Reproduce each of the lines word for word.

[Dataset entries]
####

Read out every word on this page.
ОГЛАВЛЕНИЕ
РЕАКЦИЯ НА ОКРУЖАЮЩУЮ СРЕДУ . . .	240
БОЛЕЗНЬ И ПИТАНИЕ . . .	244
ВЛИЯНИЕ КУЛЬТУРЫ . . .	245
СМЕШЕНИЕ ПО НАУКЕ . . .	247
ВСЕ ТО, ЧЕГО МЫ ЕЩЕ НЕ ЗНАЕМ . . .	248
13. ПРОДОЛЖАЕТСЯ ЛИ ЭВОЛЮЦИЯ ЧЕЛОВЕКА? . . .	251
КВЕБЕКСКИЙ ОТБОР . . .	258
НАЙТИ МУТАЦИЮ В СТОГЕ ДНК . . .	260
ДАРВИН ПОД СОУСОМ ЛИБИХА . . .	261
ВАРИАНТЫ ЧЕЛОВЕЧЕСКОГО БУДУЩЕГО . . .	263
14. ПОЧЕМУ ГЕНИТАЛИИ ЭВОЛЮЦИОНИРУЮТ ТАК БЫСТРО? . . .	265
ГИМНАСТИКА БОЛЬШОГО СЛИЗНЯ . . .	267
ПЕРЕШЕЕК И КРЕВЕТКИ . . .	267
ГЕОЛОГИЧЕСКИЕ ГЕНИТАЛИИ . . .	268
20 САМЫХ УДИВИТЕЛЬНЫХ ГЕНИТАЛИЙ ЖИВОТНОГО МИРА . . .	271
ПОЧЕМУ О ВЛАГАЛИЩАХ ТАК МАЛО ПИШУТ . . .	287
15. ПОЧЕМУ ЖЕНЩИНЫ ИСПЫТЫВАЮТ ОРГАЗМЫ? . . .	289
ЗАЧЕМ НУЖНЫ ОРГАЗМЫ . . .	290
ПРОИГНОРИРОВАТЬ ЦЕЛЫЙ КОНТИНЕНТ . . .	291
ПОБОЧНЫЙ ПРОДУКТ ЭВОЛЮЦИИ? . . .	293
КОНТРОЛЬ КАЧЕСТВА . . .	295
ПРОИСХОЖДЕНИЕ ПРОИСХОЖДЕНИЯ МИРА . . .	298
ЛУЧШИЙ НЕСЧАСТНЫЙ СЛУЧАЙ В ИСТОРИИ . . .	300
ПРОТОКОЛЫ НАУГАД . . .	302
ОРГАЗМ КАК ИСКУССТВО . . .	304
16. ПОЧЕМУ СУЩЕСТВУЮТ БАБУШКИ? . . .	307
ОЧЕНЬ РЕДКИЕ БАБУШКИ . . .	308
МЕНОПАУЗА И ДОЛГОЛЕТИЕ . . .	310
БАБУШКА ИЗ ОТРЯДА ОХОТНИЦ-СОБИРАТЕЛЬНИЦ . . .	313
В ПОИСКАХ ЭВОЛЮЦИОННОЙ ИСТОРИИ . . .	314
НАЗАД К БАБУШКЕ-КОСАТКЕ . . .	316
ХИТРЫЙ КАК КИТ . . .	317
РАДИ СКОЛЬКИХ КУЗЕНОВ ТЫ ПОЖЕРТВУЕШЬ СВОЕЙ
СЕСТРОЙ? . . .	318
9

####

Response to this task:
Read out every word on this page.
ОГЛАВЛЕНИЕ
РЕАКЦИЯ НА ОКРУЖАЮЩУЮ СРЕДУ . . .	240
БОЛЕЗНЬ И ПИТАНИЕ . . .	244
ВЛИЯНИЕ КУЛЬТУРЫ . . .	245
СМЕШЕНИЕ ПО НАУКЕ . . .	247
ВСЕ ТО, ЧЕГО МЫ ЕЩЕ НЕ ЗНАЕМ . . .	248
13. ПРОДОЛЖАЕТСЯ ЛИ ЭВОЛЮЦИЯ ЧЕЛОВЕКА? . . .	251
КВЕБЕКСКИЙ ОТБОР . . .	258
НАЙТИ МУТАЦИЮ В СТОГЕ ДНК . . .	260
ДАРВИН ПОД СОУСОМ ЛИБИХА . . .	261
ВАРИАНТЫ ЧЕЛОВЕЧЕСКОГО БУДУЩЕГО . . .	263
14. ПОЧЕМУ ГЕНИТАЛИИ ЭВОЛЮЦИОНИРУЮТ ТАК БЫСТРО? . . .	265
ГИМНАСТИКА БОЛЬШОГО СЛИЗНЯ . . .	267
ПЕРЕШЕЕК И КРЕВЕТКИ . . .	267
ГЕОЛОГИЧЕСКИЕ ГЕНИТАЛИИ . . .	268
20 САМЫХ УДИВИТЕЛЬНЫХ ГЕНИТАЛИЙ ЖИВОТНОГО МИРА . . .	271
ПОЧЕМУ О ВЛАГАЛИЩАХ ТАК МАЛО ПИШУТ . . .	287
15. ПОЧЕМУ ЖЕНЩИНЫ ИСПЫТЫВАЮТ ОРГАЗМЫ? . . .	289
ЗАЧЕМ НУЖНЫ ОРГАЗМЫ . . .	290
ПРОИГНОРИРОВАТЬ ЦЕЛЫЙ КОНТИНЕНТ . . .	291
ПОБОЧНЫЙ ПРОДУКТ ЭВОЛЮЦИИ? . . .	293
КОНТРОЛЬ КАЧЕСТВА . . .	295
ПРОИСХОЖДЕНИЕ ПРОИСХОЖДЕНИЯ МИРА . . .	298
ЛУЧШИЙ НЕСЧАСТНЫЙ СЛУЧАЙ В ИСТОРИИ . . .	300
ПРОТОКОЛЫ НАУГАД . . .	302
ОРГАЗМ КАК ИСКУССТВО . . .	304
16. ПОЧЕМУ СУЩЕСТВУЮТ БАБУШКИ? . . .	307
ОЧЕНЬ РЕДКИЕ БАБУШКИ . . .	308
МЕНОПАУЗА И ДОЛГОЛЕТИЕ . . .	310
БАБУШКА ИЗ ОТРЯДА ОХОТНИЦ-СОБИРАТЕЛЬНИЦ . . .	313
В ПОИСКАХ ЭВОЛЮЦИОННОЙ ИСТОРИИ . . .	314
НАЗАД К БАБУШКЕ-КОСАТКЕ . . .	316
ХИТРЫЙ КАК КИТ . . .	317
РАДИ СКОЛЬКИХ КУЗЕНОВ ТЫ ПОЖЕРТВУЕШЬ СВОЕЙ
СЕСТРОЙ? . . .	318
9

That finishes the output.